## [KURZE AUFGABE]
Beantworte anhand des Berichts über den Marathon am Mount Kenya diese Fragen:
1. Um wie viel Uhr fällt der Startschuss zum Marathon?
2. Welche Zeit hat der Trainer Michael Weible als Vorgabe mitgegeben?
3. Wie viel Geld an Spenden hat Michael Weible mit seinem Lauf gesammelt?

## [SEITENAUSZUG]
********************
Es sind diese Eindrücke, mit denen sich der Iphöfer später auf den Weg macht – gemeinsam mit 25 Gleichgesinnten, ein paar wenige aus Deutschland. Um 6.30 Uhr fällt der Startschuss zum Marathon. Es geht durch eine Art Geröllwüste, eine karge und staubige Hochebene, getüncht von der gleißenden Morgensonne, am Horizont der eisbedeckte Mount Kenya, 5199 Meter hoch. Der Gipfel verhüllt von einem Wolkenschleier, der Legende nach der Sitz des Gottes Ngai.
Weible geht es nicht um einen Rekord
Bei angenehmen 25 bis 30 Grad, aber hoher Luftfeuchte müssen die Läufer zwei kleine Runden und eine große drehen. Ab und zu kommt Weible an Hütten vorbei, die hier übers Land gestreut sind, bisweilen sieht er keine Menschenseele – keiner vor ihm, keiner hinter ihm. Ein Iphöfer allein mit sich und seinen Gedanken, in der Weite Afrikas. „Mir ging es nicht um einen Rekord“, sagt er. Da ist nur der Reflex, Gutes zu tun im Vertrauen auf Gott, und vielleicht ist es diese Unbeschwertheit, die Kopf und Beine lockert und Michael Weible doch zu Höchstleistung antreibt.
Seine Durchschnittszeit je Kilometer liegt bei starken 4:55 Minuten. „Ich hätte nicht gedacht, dass es so gut läuft.“ Aber er weiß: „Die Schwierigkeit kommt bei Kilometer 30 bis 32. Vorher solltest du dich nicht freuen.“ In dieser heiklen Phase streiken die Kopfhörer, über die Weible bis dahin mit Musik versorgt wird. Erst ab Kilometer 38 funktionieren sie wieder. „Da wusste ich: Ich schaffe es.“
Als er ins Ziel kommt, empfangen ihn Soldaten in Uniform und Massai in bunten Trachten. Bei 3:28,43 Stunden ist die Uhr für Weible stehen geblieben – eine Fabelzeit. Sie liegt noch unter der ambitionierten Vorgabe, die ihm sein Trainer mit auf die Reise gegeben hat: 3:30 Stunden. „Da kann er stolz sein“, sagt Ralph Müller im Nachgang.
Die 21000 Euro gehen an Arme und Schwache
Stolz ist Michael Weible vor allem auf eine andere Zahl: 21 000 Euro an Spenden hat der Iphöfer mit seinem Lauf gesammelt, den Löwenanteil bei Verwandten und Freunden. Das Geld fließt – als Pauschale oder in Form von Patenschaften – an drei Hilfsorganisationen: Compassion, Open Doors und A21. Diese setzen sich laut Selbstauskunft dafür ein, Kinder aus Armut zu befreien, Frauen und Mädchen aus der Sexsklaverei zu helfen und Menschen zu unterstützen, die aufgrund ihres Glaubens verfolgt werden.
Compassion kooperiert dabei nach eigenen Angaben ausschließlich mit christlichen Kirchen und Gemeinden in Entwicklungsländern und ist Mitglied des Deutschen Spendenrats, der auch von der Stiftung Warentest als seriös eingestuft ist. Die beiden anderen Organisationen sind gemeinnützige Vereine. Mit dem Geld werden Brunnen oder Toiletten gebaut.
********************
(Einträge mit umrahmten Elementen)
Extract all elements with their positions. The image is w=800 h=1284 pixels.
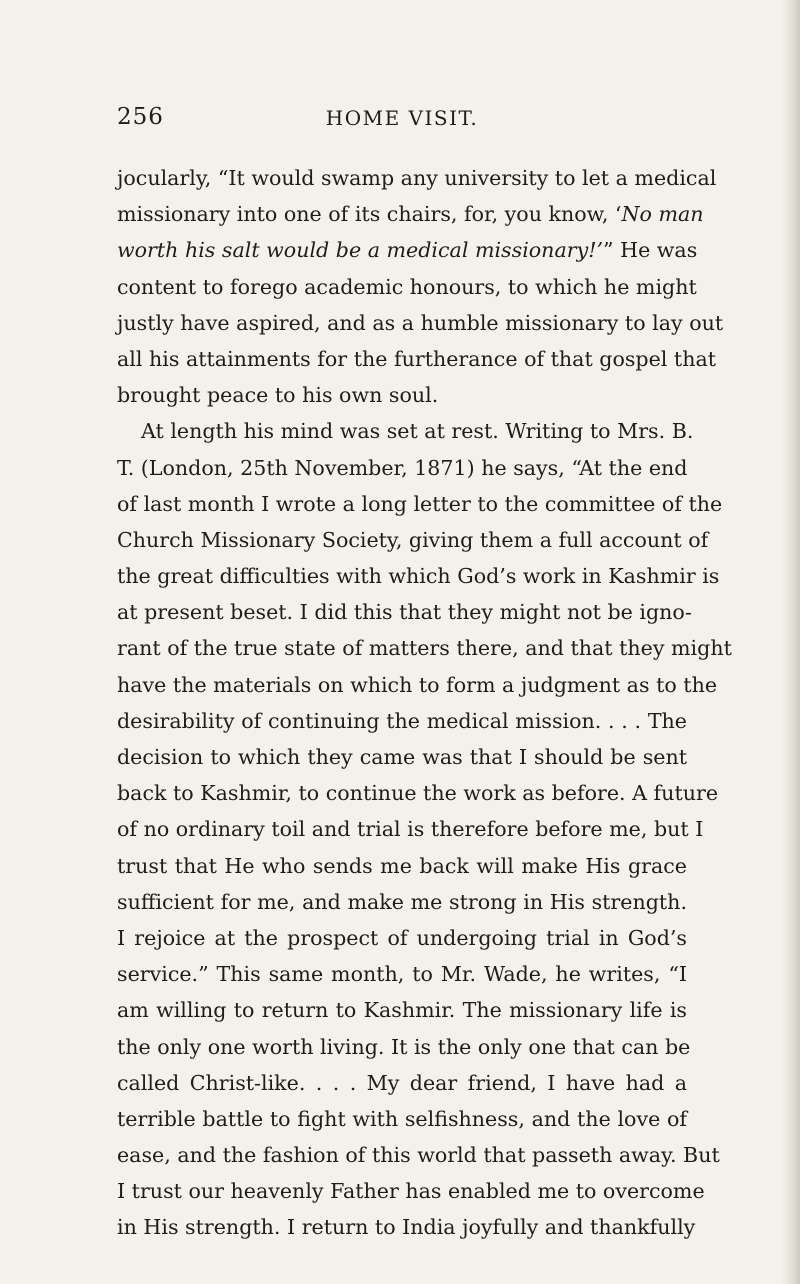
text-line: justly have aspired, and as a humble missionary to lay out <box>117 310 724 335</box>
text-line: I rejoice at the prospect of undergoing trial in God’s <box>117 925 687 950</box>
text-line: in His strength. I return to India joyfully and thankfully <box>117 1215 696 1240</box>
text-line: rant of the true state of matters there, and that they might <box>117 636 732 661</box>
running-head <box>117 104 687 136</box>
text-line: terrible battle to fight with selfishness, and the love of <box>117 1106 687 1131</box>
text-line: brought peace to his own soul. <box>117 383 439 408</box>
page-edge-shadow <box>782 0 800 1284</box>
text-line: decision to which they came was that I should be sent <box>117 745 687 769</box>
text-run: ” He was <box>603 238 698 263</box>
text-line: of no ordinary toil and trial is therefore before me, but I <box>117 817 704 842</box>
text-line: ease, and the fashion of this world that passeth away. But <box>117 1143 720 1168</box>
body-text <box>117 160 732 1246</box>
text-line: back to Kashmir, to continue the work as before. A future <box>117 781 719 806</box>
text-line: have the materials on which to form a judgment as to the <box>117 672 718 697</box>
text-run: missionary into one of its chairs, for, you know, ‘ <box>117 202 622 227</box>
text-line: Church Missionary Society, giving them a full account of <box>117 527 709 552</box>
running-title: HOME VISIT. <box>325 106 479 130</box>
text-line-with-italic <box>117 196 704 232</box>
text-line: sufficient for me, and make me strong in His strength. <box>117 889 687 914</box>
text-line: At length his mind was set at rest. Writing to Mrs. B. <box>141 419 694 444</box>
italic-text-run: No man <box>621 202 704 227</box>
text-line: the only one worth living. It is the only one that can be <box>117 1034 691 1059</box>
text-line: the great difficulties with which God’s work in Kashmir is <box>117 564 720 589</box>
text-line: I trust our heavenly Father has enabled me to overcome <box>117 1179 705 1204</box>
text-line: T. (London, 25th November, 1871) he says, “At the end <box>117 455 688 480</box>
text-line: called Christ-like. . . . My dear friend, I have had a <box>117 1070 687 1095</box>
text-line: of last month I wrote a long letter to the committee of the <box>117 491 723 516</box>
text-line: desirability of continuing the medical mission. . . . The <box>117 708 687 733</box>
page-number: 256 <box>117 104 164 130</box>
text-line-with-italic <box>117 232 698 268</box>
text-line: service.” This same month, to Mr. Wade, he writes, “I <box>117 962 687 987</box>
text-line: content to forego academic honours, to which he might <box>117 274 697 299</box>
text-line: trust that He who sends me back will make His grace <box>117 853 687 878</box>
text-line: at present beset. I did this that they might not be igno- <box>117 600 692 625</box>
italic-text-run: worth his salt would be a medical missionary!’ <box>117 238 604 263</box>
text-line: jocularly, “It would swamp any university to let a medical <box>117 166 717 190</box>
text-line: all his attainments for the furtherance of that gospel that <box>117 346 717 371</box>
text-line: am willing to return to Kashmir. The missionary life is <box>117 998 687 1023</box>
********************
## [LÖSUNG DAZU]
1. Um 6.30 Uhr.
2. 3:30 Stunden.
3. 21 000 Euro.